:: Task statement ::
Collect every line that includes the string "remaining".

:: Data listing ::
◆ ◆ ◆
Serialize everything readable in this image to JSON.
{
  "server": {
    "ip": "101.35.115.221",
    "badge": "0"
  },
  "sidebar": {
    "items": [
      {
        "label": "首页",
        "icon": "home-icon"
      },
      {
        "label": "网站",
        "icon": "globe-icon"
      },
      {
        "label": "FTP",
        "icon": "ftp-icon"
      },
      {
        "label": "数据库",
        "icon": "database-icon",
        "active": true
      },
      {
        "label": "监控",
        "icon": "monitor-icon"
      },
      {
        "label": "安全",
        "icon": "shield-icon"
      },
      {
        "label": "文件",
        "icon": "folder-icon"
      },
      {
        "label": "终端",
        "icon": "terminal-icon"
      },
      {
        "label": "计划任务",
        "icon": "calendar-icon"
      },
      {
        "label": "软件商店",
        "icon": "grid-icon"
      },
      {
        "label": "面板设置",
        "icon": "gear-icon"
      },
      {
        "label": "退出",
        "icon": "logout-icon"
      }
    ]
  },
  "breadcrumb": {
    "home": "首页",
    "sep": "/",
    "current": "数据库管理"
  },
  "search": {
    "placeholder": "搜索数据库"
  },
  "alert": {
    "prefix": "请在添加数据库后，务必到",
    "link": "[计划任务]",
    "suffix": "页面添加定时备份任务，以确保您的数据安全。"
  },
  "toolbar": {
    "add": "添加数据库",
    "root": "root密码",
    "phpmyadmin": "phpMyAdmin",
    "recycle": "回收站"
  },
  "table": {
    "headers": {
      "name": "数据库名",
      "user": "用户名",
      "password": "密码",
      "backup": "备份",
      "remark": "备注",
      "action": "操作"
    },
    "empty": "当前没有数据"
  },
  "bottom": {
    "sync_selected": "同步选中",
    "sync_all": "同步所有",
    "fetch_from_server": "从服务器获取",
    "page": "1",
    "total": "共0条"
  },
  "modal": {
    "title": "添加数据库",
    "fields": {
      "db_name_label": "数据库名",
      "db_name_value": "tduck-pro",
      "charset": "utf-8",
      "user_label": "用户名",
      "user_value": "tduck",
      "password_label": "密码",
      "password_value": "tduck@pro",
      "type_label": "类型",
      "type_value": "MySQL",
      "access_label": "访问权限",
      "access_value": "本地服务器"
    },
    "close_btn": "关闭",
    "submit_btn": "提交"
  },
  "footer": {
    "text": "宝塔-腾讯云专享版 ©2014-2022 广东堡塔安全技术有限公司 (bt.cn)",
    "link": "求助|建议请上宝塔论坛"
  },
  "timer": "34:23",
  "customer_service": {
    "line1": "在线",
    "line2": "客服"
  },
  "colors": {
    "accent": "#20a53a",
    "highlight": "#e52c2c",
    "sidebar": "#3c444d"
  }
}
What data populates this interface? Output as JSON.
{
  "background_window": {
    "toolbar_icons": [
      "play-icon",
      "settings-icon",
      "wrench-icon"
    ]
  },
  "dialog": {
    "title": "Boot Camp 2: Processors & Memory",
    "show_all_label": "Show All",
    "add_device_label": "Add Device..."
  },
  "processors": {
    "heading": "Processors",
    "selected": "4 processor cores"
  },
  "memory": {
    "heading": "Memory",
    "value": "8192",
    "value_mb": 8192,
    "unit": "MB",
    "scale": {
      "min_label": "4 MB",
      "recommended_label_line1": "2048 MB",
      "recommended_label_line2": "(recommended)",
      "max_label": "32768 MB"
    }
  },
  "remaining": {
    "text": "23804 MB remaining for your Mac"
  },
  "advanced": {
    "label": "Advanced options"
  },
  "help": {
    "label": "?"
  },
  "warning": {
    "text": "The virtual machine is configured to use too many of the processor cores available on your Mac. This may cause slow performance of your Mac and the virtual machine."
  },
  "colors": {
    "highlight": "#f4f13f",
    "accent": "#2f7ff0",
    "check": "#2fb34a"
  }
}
◆ ◆ ◆
:: Full output ::
  "remaining": {
    "text": "23804 MB remaining for your Mac"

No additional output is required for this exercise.